Testo di lettura:

La crisi è quel momento in cui il vecchio muore e il nuovo stenta a nascere. Antonio Gramsci

mercoledì 18 novembre 2015

I confini? Sono stati innalzati per essere attraversati

di Paola Caridi e Lucia Sorbera
Non più un paese, ma una cultura. Non più l’Arabia Saudita, bensì la letteratura araba. Non più un criterio geopolitico, ma uno geoculturale. La decisione presa dal Salone Internazionale del Libro di Torino, lo scorso ottobre, rompe una tradizione consolidata negli anni: in ogni edizione, la più importante fiera del libro d’Italia (la seconda in Europa) sceglieva di concentrare l’attenzione su di un paese in particolare, in stretta collaborazione con le istituzioni, l’ambasciata, e laddove presente il ministero della cultura dello Stato indicato come ospite d’onore. La letteratura, dunque, veniva conchiusa nei limiti statuali, all’interno di confini ben delimitati.
6 ottobre 2015. A Sydney è scoccata la mezzanotte. Migliaia e migliaia di chilometri più a est, nell’entroterra agrigentino, a Sambuca di Sicilia, è invece pomeriggio. L’agenzia Ansa batte la notizia. “I vertici della Buchmesse, che nel 2016 non avrà un Paese ospite d’onore, hanno deciso così di passare da un criterio geopolitico ad un criterio geoculturale”.
Il lancio d’agenzia rispecchia in gran parte la lettera aperta che noi, Lucia Sorbera a Sydney e Paola Caridi in Sicilia, avevamo scritto appena qualche giorno prima, il 30 settembre, e pubblicato sul blog di Paola, invisiblearabs. Avevamo sfidato distanza e fuso orario, messo assieme le nostre idee grazie a uno sconfinamento virtuale, e nel giro di appena 48 ore eravamo riuscite a mobilitare circa duecento persone in tutto il mondo, dall’Italia all’Australia, dalla Gran Bretagna agli Stati Uniti e il Medio Oriente.

Obiettivo del compito: Ricopia parola per parola l'intero testo sul Salone del Libro di Torino e la letteratura araba.

Dati:
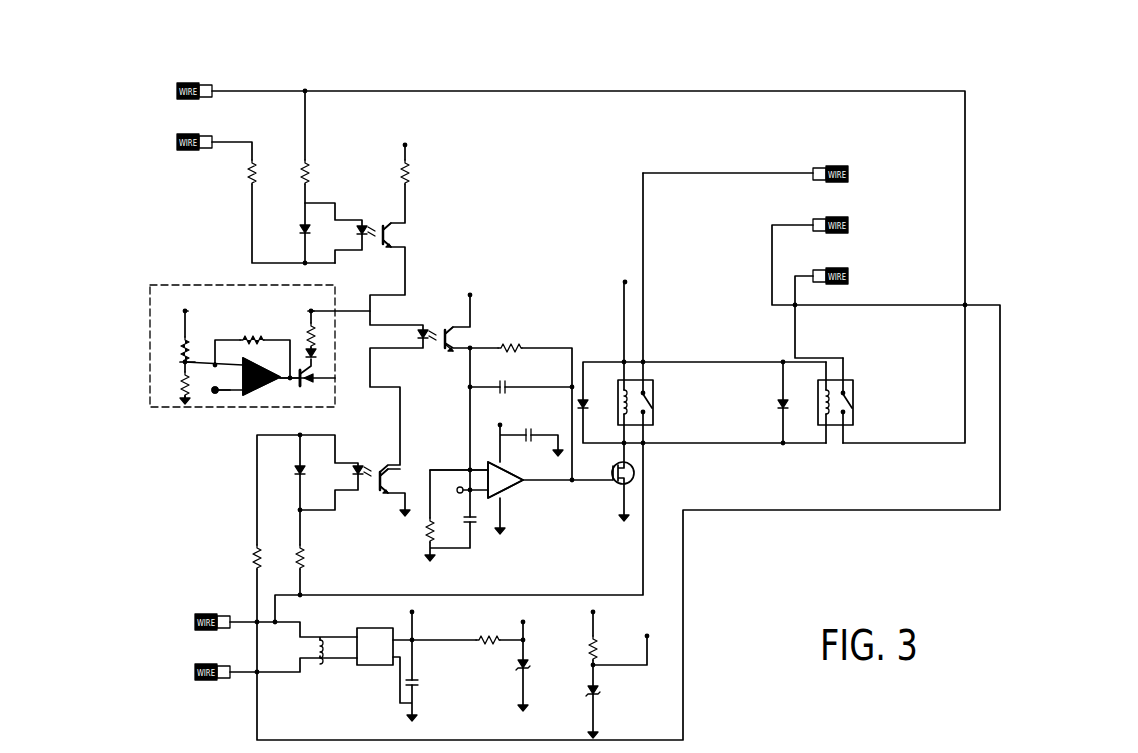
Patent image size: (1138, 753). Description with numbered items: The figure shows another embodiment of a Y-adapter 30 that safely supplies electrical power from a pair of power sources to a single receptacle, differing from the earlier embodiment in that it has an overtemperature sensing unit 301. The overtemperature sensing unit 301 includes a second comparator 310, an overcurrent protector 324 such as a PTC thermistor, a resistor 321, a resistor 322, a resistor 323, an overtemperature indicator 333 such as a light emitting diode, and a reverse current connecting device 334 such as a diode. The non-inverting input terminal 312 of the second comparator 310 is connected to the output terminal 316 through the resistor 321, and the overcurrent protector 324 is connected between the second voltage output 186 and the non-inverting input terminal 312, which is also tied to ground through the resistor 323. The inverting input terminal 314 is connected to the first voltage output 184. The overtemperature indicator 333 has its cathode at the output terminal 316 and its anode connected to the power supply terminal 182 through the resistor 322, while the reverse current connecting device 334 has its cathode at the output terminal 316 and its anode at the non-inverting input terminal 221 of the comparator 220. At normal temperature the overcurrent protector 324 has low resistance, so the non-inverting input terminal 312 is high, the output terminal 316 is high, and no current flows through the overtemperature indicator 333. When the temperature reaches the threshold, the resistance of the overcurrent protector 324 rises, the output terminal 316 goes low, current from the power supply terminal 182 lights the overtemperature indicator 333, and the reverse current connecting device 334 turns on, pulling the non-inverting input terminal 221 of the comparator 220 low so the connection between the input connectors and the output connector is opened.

The Y-adapter 30 is at (615, 389).
The overtemperature sensing unit 301 is at (165, 285).
The second voltage output 186 is at (190, 311).
The power supply terminal 182 is at (313, 321).
The resistor 321 is at (268, 340).
The resistor 322 is at (361, 312).
The overcurrent protector 324 is at (186, 343).
The non-inverting input terminal 312 is at (185, 360).
The resistor 323 is at (185, 396).
The first voltage output 184 is at (213, 394).
The inverting input terminal 314 is at (228, 394).
The second comparator 310 is at (262, 393).
The output terminal 316 is at (279, 382).
The overtemperature indicator 333 is at (317, 362).
The reverse current connecting device 334 is at (314, 383).
The non-inverting input terminal 221 is at (481, 467).
The comparator 220 is at (529, 507).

Risposta al compito:
La crisi è quel momento in cui il vecchio muore e il nuovo stenta a nascere. Antonio Gramsci

mercoledì 18 novembre 2015

I confini? Sono stati innalzati per essere attraversati

di Paola Caridi e Lucia Sorbera
Non più un paese, ma una cultura. Non più l’Arabia Saudita, bensì la letteratura araba. Non più un criterio geopolitico, ma uno geoculturale. La decisione presa dal Salone Internazionale del Libro di Torino, lo scorso ottobre, rompe una tradizione consolidata negli anni: in ogni edizione, la più importante fiera del libro d’Italia (la seconda in Europa) sceglieva di concentrare l’attenzione su di un paese in particolare, in stretta collaborazione con le istituzioni, l’ambasciata, e laddove presente il ministero della cultura dello Stato indicato come ospite d’onore. La letteratura, dunque, veniva conchiusa nei limiti statuali, all’interno di confini ben delimitati.
6 ottobre 2015. A Sydney è scoccata la mezzanotte. Migliaia e migliaia di chilometri più a est, nell’entroterra agrigentino, a Sambuca di Sicilia, è invece pomeriggio. L’agenzia Ansa batte la notizia. “I vertici della Buchmesse, che nel 2016 non avrà un Paese ospite d’onore, hanno deciso così di passare da un criterio geopolitico ad un criterio geoculturale”.
Il lancio d’agenzia rispecchia in gran parte la lettera aperta che noi, Lucia Sorbera a Sydney e Paola Caridi in Sicilia, avevamo scritto appena qualche giorno prima, il 30 settembre, e pubblicato sul blog di Paola, invisiblearabs. Avevamo sfidato distanza e fuso orario, messo assieme le nostre idee grazie a uno sconfinamento virtuale, e nel giro di appena 48 ore eravamo riuscite a mobilitare circa duecento persone in tutto il mondo, dall’Italia all’Australia, dalla Gran Bretagna agli Stati Uniti e il Medio Oriente.